◆ STATED PROBLEM ◆
Count how many lines contain the word "Beneficiarios". Respond with the number alone.

═════ DATA RECORDS ═════

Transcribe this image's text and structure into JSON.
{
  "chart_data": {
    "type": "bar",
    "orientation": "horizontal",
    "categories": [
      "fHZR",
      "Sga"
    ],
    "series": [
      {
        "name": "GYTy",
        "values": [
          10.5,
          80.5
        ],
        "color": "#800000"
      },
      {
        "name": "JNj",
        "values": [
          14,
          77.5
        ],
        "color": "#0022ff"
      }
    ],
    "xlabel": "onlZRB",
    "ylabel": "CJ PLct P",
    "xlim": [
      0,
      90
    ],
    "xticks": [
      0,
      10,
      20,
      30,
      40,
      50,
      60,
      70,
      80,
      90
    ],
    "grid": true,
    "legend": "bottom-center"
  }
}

═════
═════ DATA RECORDS ═════

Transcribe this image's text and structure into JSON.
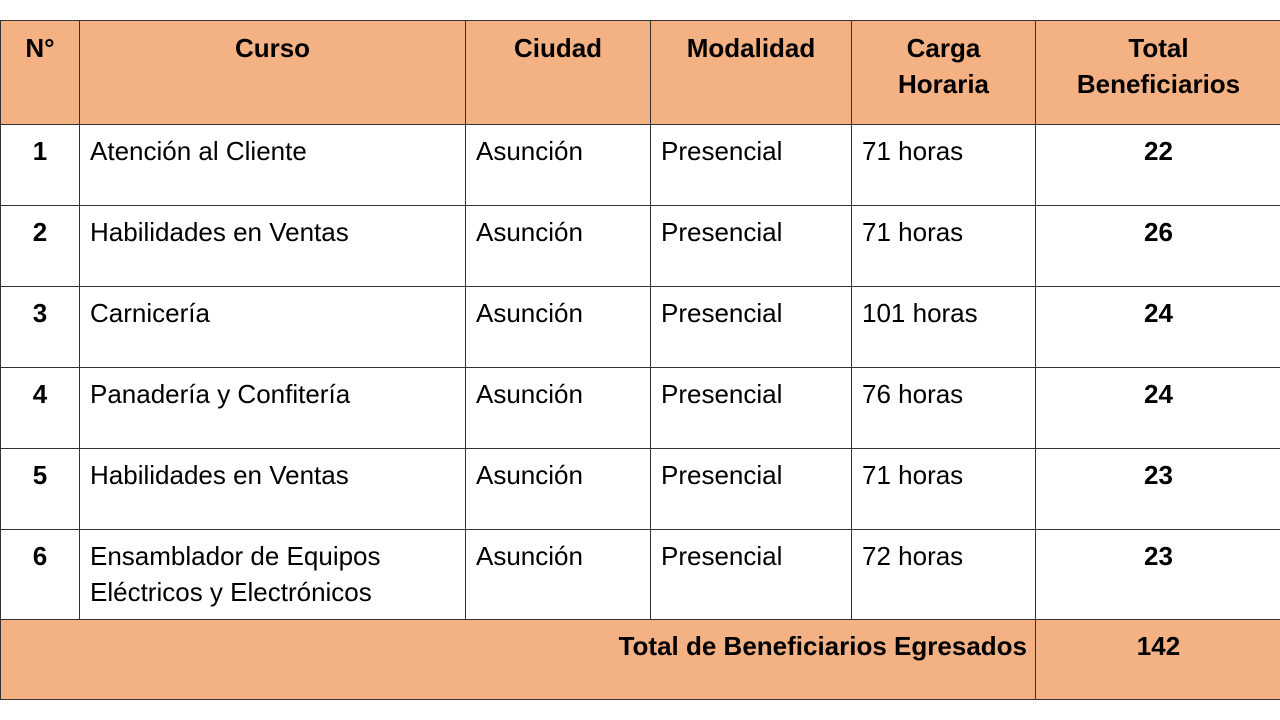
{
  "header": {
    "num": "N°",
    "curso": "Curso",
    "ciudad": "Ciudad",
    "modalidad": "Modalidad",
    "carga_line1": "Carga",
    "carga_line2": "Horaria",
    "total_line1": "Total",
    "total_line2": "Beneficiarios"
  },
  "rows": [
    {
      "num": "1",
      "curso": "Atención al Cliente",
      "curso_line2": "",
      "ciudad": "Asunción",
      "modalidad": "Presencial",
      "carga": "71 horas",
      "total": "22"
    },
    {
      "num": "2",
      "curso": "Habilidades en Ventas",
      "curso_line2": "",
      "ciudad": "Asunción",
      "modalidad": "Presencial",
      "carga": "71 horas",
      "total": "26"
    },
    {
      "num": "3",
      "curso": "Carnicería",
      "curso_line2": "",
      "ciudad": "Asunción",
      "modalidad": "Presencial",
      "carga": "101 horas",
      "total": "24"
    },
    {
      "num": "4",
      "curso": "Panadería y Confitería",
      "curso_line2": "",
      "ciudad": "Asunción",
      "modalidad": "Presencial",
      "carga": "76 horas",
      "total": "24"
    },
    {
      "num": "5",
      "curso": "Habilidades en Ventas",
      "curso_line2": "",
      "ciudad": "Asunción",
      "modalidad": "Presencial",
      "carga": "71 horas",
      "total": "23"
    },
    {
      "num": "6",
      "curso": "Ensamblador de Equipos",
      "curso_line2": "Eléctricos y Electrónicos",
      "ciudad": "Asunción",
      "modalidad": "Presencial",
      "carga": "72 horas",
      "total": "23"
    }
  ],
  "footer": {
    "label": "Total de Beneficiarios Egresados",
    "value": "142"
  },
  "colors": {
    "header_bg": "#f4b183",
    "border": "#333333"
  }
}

═════

◆ SOLUTION FOR THIS EXERCISE ◆
2